- **AIM OF THE TASK**:
Copy all of the records below verbatim.

- **MATERIAL PROVIDED**:
===============

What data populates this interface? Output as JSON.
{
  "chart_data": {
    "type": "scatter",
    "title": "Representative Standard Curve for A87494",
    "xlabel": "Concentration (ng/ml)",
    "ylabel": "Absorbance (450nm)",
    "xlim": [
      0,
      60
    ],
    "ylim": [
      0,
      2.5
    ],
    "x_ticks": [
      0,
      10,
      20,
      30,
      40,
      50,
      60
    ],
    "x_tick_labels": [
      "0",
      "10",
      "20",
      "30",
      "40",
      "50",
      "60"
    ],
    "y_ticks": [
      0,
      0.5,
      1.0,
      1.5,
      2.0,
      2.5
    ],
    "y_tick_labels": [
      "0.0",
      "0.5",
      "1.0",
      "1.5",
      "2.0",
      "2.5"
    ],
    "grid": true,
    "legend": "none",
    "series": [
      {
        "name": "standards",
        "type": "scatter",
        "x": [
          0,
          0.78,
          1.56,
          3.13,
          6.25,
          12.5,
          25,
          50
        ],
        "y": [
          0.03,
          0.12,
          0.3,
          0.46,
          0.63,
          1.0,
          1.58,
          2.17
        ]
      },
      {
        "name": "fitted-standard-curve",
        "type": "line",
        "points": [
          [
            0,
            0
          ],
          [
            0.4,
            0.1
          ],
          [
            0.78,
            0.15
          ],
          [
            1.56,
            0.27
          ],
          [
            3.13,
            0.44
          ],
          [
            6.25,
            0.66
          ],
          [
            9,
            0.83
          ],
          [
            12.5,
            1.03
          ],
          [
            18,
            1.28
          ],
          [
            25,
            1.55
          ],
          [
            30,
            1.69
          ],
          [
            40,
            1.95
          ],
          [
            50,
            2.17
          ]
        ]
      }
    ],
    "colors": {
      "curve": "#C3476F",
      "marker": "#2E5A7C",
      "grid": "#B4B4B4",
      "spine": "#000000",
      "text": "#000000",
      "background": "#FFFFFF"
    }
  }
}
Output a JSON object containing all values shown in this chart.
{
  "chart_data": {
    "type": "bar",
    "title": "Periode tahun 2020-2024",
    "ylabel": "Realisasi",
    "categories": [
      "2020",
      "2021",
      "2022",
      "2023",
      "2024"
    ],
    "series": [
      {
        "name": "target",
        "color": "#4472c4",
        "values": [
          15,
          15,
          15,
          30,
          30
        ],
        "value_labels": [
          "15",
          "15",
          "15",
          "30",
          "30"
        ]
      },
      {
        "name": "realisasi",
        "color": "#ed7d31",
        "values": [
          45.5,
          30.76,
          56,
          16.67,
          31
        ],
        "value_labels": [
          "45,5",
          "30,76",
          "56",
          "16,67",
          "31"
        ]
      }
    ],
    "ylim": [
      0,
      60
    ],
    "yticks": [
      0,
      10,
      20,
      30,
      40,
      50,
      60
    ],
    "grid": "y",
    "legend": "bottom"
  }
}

===============

- **TASK RESPONSE**:
What data populates this interface? Output as JSON.
{
  "chart_data": {
    "type": "scatter",
    "title": "Representative Standard Curve for A87494",
    "xlabel": "Concentration (ng/ml)",
    "ylabel": "Absorbance (450nm)",
    "xlim": [
      0,
      60
    ],
    "ylim": [
      0,
      2.5
    ],
    "x_ticks": [
      0,
      10,
      20,
      30,
      40,
      50,
      60
    ],
    "x_tick_labels": [
      "0",
      "10",
      "20",
      "30",
      "40",
      "50",
      "60"
    ],
    "y_ticks": [
      0,
      0.5,
      1.0,
      1.5,
      2.0,
      2.5
    ],
    "y_tick_labels": [
      "0.0",
      "0.5",
      "1.0",
      "1.5",
      "2.0",
      "2.5"
    ],
    "grid": true,
    "legend": "none",
    "series": [
      {
        "name": "standards",
        "type": "scatter",
        "x": [
          0,
          0.78,
          1.56,
          3.13,
          6.25,
          12.5,
          25,
          50
        ],
        "y": [
          0.03,
          0.12,
          0.3,
          0.46,
          0.63,
          1.0,
          1.58,
          2.17
        ]
      },
      {
        "name": "fitted-standard-curve",
        "type": "line",
        "points": [
          [
            0,
            0
          ],
          [
            0.4,
            0.1
          ],
          [
            0.78,
            0.15
          ],
          [
            1.56,
            0.27
          ],
          [
            3.13,
            0.44
          ],
          [
            6.25,
            0.66
          ],
          [
            9,
            0.83
          ],
          [
            12.5,
            1.03
          ],
          [
            18,
            1.28
          ],
          [
            25,
            1.55
          ],
          [
            30,
            1.69
          ],
          [
            40,
            1.95
          ],
          [
            50,
            2.17
          ]
        ]
      }
    ],
    "colors": {
      "curve": "#C3476F",
      "marker": "#2E5A7C",
      "grid": "#B4B4B4",
      "spine": "#000000",
      "text": "#000000",
      "background": "#FFFFFF"
    }
  }
}
Output a JSON object containing all values shown in this chart.
{
  "chart_data": {
    "type": "bar",
    "title": "Periode tahun 2020-2024",
    "ylabel": "Realisasi",
    "categories": [
      "2020",
      "2021",
      "2022",
      "2023",
      "2024"
    ],
    "series": [
      {
        "name": "target",
        "color": "#4472c4",
        "values": [
          15,
          15,
          15,
          30,
          30
        ],
        "value_labels": [
          "15",
          "15",
          "15",
          "30",
          "30"
        ]
      },
      {
        "name": "realisasi",
        "color": "#ed7d31",
        "values": [
          45.5,
          30.76,
          56,
          16.67,
          31
        ],
        "value_labels": [
          "45,5",
          "30,76",
          "56",
          "16,67",
          "31"
        ]
      }
    ],
    "ylim": [
      0,
      60
    ],
    "yticks": [
      0,
      10,
      20,
      30,
      40,
      50,
      60
    ],
    "grid": "y",
    "legend": "bottom"
  }
}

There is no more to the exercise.